= WORK REQUIRED =
Transcribe the records below in full; pictures stay out of the copy.

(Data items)
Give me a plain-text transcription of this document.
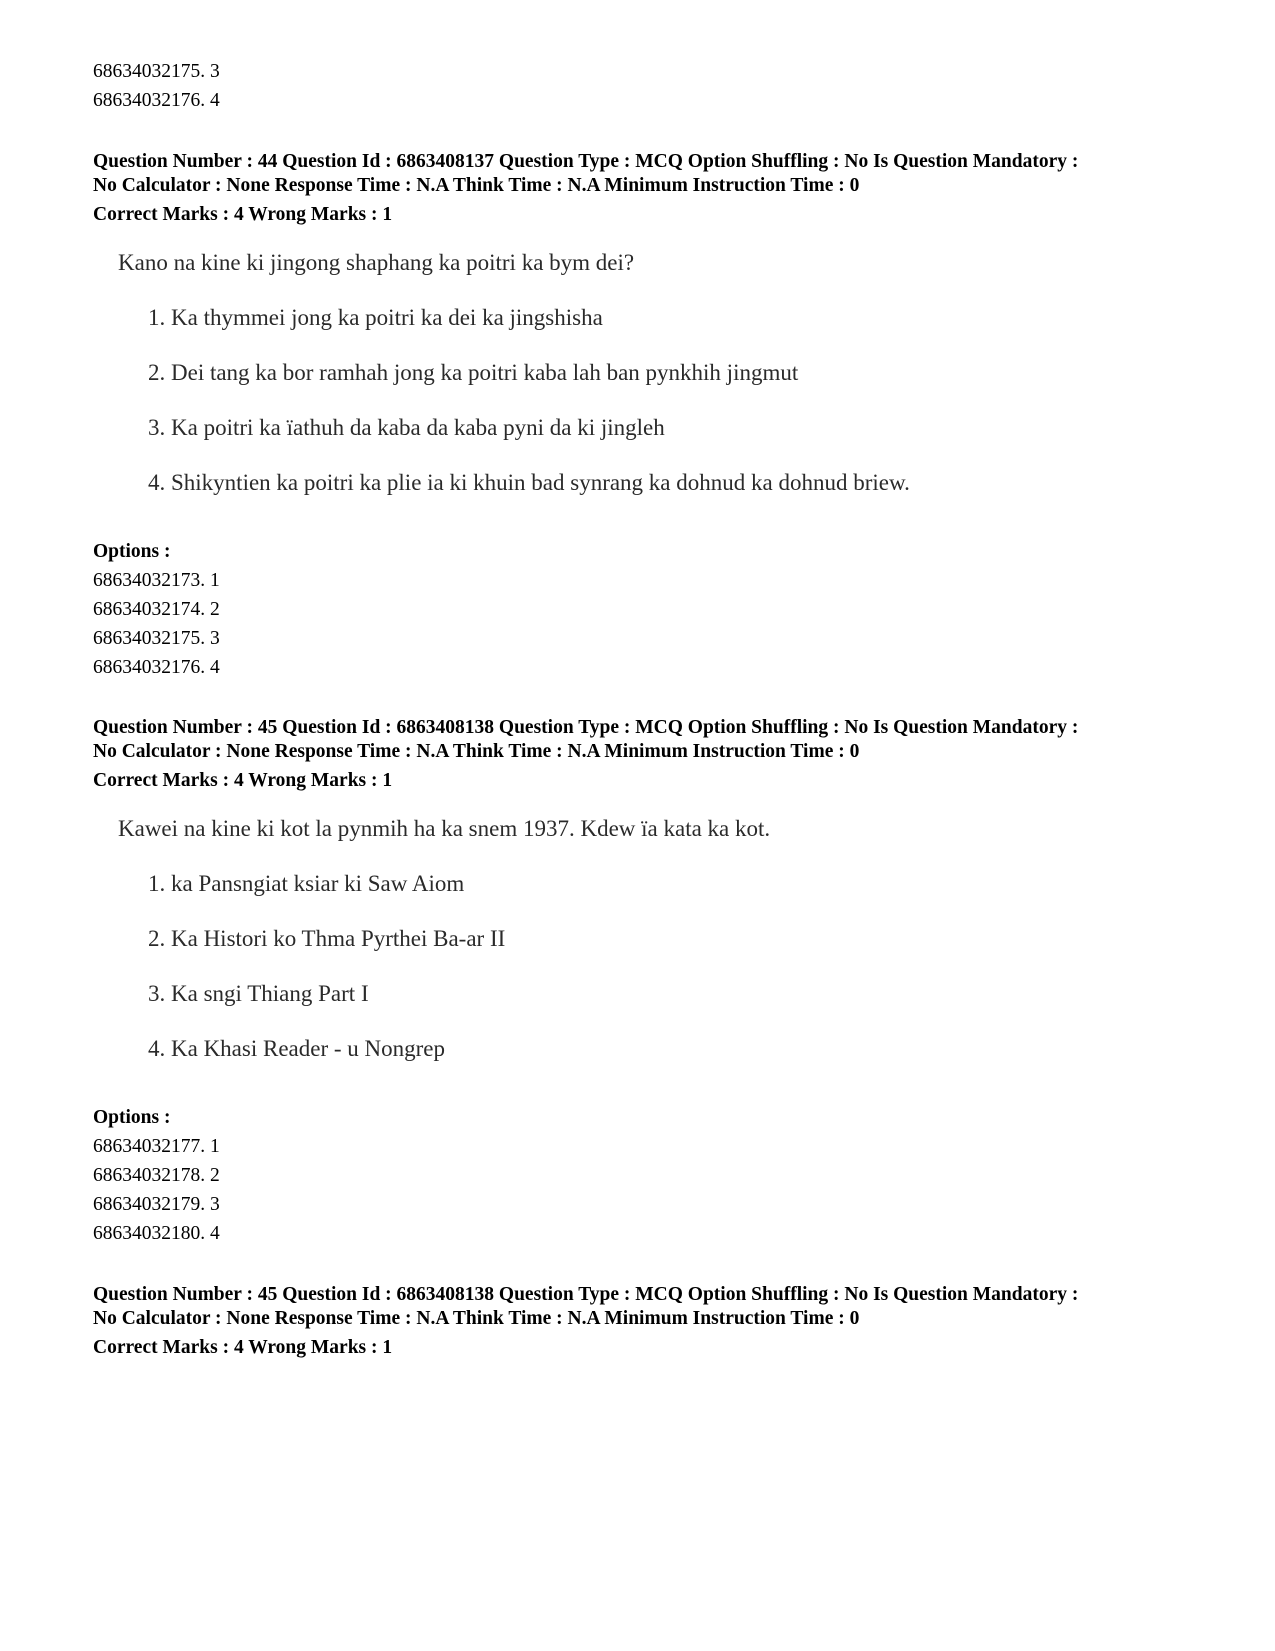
68634032175. 3
68634032176. 4
Question Number : 44 Question Id : 6863408137 Question Type : MCQ Option Shuffling : No Is Question Mandatory :
No Calculator : None Response Time : N.A Think Time : N.A Minimum Instruction Time : 0
Correct Marks : 4 Wrong Marks : 1
Kano na kine ki jingong shaphang ka poitri ka bym dei?
1. Ka thymmei jong ka poitri ka dei ka jingshisha
2. Dei tang ka bor ramhah jong ka poitri kaba lah ban pynkhih jingmut
3. Ka poitri ka ïathuh da kaba da kaba pyni da ki jingleh
4. Shikyntien ka poitri ka plie ia ki khuin bad synrang ka dohnud ka dohnud briew.
Options :
68634032173. 1
68634032174. 2
68634032175. 3
68634032176. 4
Question Number : 45 Question Id : 6863408138 Question Type : MCQ Option Shuffling : No Is Question Mandatory :
No Calculator : None Response Time : N.A Think Time : N.A Minimum Instruction Time : 0
Correct Marks : 4 Wrong Marks : 1
Kawei na kine ki kot la pynmih ha ka snem 1937. Kdew ïa kata ka kot.
1. ka Pansngiat ksiar ki Saw Aiom
2. Ka Histori ko Thma Pyrthei Ba-ar II
3. Ka sngi Thiang Part I
4. Ka Khasi Reader - u Nongrep
Options :
68634032177. 1
68634032178. 2
68634032179. 3
68634032180. 4
Question Number : 45 Question Id : 6863408138 Question Type : MCQ Option Shuffling : No Is Question Mandatory :
No Calculator : None Response Time : N.A Think Time : N.A Minimum Instruction Time : 0
Correct Marks : 4 Wrong Marks : 1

= EXERCISE ANSWER =
Give me a plain-text transcription of this document.
68634032175. 3
68634032176. 4
Question Number : 44 Question Id : 6863408137 Question Type : MCQ Option Shuffling : No Is Question Mandatory :
No Calculator : None Response Time : N.A Think Time : N.A Minimum Instruction Time : 0
Correct Marks : 4 Wrong Marks : 1
Kano na kine ki jingong shaphang ka poitri ka bym dei?
1. Ka thymmei jong ka poitri ka dei ka jingshisha
2. Dei tang ka bor ramhah jong ka poitri kaba lah ban pynkhih jingmut
3. Ka poitri ka ïathuh da kaba da kaba pyni da ki jingleh
4. Shikyntien ka poitri ka plie ia ki khuin bad synrang ka dohnud ka dohnud briew.
Options :
68634032173. 1
68634032174. 2
68634032175. 3
68634032176. 4
Question Number : 45 Question Id : 6863408138 Question Type : MCQ Option Shuffling : No Is Question Mandatory :
No Calculator : None Response Time : N.A Think Time : N.A Minimum Instruction Time : 0
Correct Marks : 4 Wrong Marks : 1
Kawei na kine ki kot la pynmih ha ka snem 1937. Kdew ïa kata ka kot.
1. ka Pansngiat ksiar ki Saw Aiom
2. Ka Histori ko Thma Pyrthei Ba-ar II
3. Ka sngi Thiang Part I
4. Ka Khasi Reader - u Nongrep
Options :
68634032177. 1
68634032178. 2
68634032179. 3
68634032180. 4
Question Number : 45 Question Id : 6863408138 Question Type : MCQ Option Shuffling : No Is Question Mandatory :
No Calculator : None Response Time : N.A Think Time : N.A Minimum Instruction Time : 0
Correct Marks : 4 Wrong Marks : 1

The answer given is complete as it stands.